(Figure dataset records)
---
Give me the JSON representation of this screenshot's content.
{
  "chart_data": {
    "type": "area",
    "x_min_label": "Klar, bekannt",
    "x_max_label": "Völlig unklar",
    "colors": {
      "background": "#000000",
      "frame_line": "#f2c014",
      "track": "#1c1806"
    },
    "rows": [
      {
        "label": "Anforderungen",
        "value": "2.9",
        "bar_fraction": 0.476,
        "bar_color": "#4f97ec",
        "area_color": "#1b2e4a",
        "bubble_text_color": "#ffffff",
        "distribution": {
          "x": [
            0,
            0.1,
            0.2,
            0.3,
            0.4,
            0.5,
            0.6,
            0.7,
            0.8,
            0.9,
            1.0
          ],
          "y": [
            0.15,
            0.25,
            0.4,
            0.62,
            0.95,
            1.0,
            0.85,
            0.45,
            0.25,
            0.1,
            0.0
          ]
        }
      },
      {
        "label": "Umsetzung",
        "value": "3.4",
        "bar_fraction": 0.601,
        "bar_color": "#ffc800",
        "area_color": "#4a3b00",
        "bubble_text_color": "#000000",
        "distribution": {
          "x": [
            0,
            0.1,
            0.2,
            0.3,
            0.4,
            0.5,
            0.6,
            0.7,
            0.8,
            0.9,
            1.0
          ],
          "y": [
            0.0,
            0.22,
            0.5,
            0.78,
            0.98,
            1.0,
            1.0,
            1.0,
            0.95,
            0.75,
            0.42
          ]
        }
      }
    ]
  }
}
---
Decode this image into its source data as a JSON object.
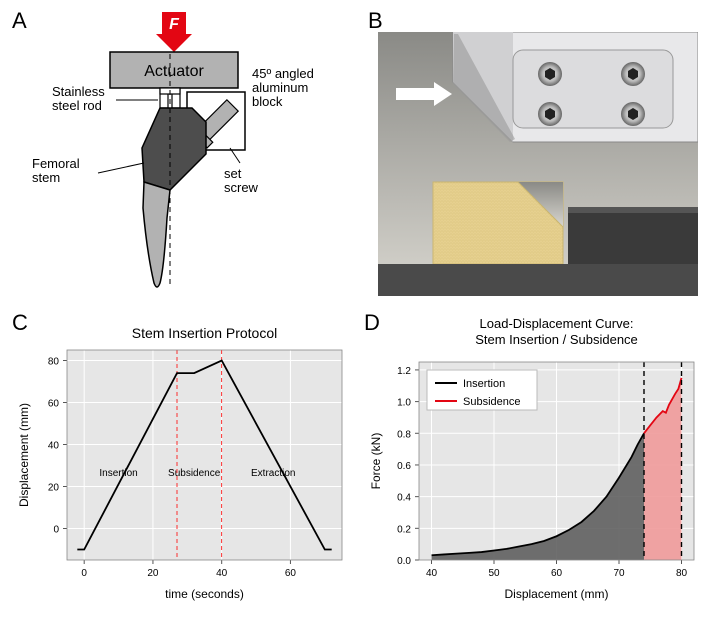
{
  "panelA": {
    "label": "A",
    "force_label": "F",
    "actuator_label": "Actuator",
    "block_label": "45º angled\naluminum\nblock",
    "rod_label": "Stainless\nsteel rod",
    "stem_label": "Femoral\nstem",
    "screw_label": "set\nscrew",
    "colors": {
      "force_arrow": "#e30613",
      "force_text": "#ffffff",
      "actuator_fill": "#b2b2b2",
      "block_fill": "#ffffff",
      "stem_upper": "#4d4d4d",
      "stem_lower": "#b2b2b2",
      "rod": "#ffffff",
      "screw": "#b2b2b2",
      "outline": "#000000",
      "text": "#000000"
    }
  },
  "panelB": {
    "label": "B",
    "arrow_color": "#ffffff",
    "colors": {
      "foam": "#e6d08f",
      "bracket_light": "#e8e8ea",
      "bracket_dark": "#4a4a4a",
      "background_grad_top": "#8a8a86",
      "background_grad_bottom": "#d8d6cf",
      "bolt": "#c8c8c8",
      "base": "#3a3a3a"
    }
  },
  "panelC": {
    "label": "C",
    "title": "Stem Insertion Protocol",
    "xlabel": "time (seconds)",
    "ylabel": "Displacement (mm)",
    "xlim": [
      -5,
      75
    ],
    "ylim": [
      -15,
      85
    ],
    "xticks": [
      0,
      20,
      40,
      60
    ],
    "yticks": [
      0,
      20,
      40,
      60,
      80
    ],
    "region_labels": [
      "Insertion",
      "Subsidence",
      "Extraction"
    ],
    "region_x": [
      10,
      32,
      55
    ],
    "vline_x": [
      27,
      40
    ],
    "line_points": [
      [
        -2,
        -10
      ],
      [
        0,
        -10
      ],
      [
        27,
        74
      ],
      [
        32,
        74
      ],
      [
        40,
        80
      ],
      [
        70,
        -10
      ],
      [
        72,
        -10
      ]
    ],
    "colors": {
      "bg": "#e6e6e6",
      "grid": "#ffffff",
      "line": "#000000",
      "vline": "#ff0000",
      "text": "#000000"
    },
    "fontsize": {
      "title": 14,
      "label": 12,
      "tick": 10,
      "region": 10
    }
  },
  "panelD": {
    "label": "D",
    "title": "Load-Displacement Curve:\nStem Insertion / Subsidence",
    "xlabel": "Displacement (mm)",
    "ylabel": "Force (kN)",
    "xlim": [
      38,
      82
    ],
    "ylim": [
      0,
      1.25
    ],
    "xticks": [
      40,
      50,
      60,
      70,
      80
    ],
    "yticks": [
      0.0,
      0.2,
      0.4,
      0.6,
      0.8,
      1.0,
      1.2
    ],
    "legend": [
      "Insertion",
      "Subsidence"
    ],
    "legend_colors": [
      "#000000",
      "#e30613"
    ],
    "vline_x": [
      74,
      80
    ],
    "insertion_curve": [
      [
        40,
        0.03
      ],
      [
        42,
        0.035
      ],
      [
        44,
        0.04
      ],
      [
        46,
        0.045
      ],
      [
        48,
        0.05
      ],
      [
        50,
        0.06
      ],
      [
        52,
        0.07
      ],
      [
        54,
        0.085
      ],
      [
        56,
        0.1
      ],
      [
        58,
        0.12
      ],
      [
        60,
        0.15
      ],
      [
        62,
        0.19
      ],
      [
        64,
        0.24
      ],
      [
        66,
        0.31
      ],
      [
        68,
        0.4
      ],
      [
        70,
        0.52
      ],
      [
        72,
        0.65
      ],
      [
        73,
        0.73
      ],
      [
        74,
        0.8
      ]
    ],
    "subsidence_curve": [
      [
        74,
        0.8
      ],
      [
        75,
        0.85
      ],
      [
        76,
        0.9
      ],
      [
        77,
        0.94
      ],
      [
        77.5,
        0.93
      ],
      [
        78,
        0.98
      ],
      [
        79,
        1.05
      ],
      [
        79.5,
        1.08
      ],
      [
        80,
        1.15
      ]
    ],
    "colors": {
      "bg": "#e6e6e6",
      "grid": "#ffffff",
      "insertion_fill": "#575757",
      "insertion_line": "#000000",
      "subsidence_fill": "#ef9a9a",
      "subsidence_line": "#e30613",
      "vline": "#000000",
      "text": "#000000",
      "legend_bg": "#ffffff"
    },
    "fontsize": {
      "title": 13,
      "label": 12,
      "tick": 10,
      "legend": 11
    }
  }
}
---
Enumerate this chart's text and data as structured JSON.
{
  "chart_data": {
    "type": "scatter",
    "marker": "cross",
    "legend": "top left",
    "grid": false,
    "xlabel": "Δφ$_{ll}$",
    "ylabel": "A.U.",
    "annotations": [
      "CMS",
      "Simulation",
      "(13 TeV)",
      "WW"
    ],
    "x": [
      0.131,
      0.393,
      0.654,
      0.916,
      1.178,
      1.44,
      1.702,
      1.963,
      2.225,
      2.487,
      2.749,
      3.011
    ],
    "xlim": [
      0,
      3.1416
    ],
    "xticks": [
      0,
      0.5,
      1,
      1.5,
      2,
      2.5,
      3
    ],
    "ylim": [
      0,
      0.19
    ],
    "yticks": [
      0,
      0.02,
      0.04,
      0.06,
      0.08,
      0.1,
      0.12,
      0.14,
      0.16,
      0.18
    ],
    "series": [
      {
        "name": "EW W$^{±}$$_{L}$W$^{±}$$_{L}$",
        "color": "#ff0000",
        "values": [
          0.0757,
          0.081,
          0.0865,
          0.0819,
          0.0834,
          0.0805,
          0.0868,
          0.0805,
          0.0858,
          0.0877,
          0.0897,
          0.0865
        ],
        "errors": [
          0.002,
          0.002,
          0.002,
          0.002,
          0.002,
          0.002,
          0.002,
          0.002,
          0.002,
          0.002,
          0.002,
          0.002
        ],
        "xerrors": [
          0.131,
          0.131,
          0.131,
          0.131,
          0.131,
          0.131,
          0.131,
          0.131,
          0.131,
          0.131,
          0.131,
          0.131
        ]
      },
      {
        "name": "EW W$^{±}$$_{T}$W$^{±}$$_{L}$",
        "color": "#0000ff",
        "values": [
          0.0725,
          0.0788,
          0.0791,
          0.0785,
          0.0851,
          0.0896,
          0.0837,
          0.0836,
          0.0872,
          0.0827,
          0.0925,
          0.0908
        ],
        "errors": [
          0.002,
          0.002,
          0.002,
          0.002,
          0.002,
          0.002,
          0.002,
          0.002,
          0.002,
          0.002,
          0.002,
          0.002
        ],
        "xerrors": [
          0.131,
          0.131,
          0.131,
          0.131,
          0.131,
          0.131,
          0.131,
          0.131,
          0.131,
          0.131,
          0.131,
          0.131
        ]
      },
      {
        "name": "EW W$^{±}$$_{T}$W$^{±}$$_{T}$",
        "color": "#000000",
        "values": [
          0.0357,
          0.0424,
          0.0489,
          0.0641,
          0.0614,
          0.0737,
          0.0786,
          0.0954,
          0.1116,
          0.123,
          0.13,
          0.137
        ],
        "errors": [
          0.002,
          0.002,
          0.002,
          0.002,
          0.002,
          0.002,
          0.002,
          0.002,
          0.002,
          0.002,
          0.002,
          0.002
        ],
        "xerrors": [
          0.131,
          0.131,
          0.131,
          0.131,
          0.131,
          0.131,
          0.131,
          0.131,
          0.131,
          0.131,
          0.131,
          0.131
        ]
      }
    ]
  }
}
---
• **Task brief**
Copy out every line in the listing where the word "JSON" appears.

• **Solution for this problem**
Give me the JSON representation of this screenshot's content.
Decode this image into its source data as a JSON object.
Enumerate this chart's text and data as structured JSON.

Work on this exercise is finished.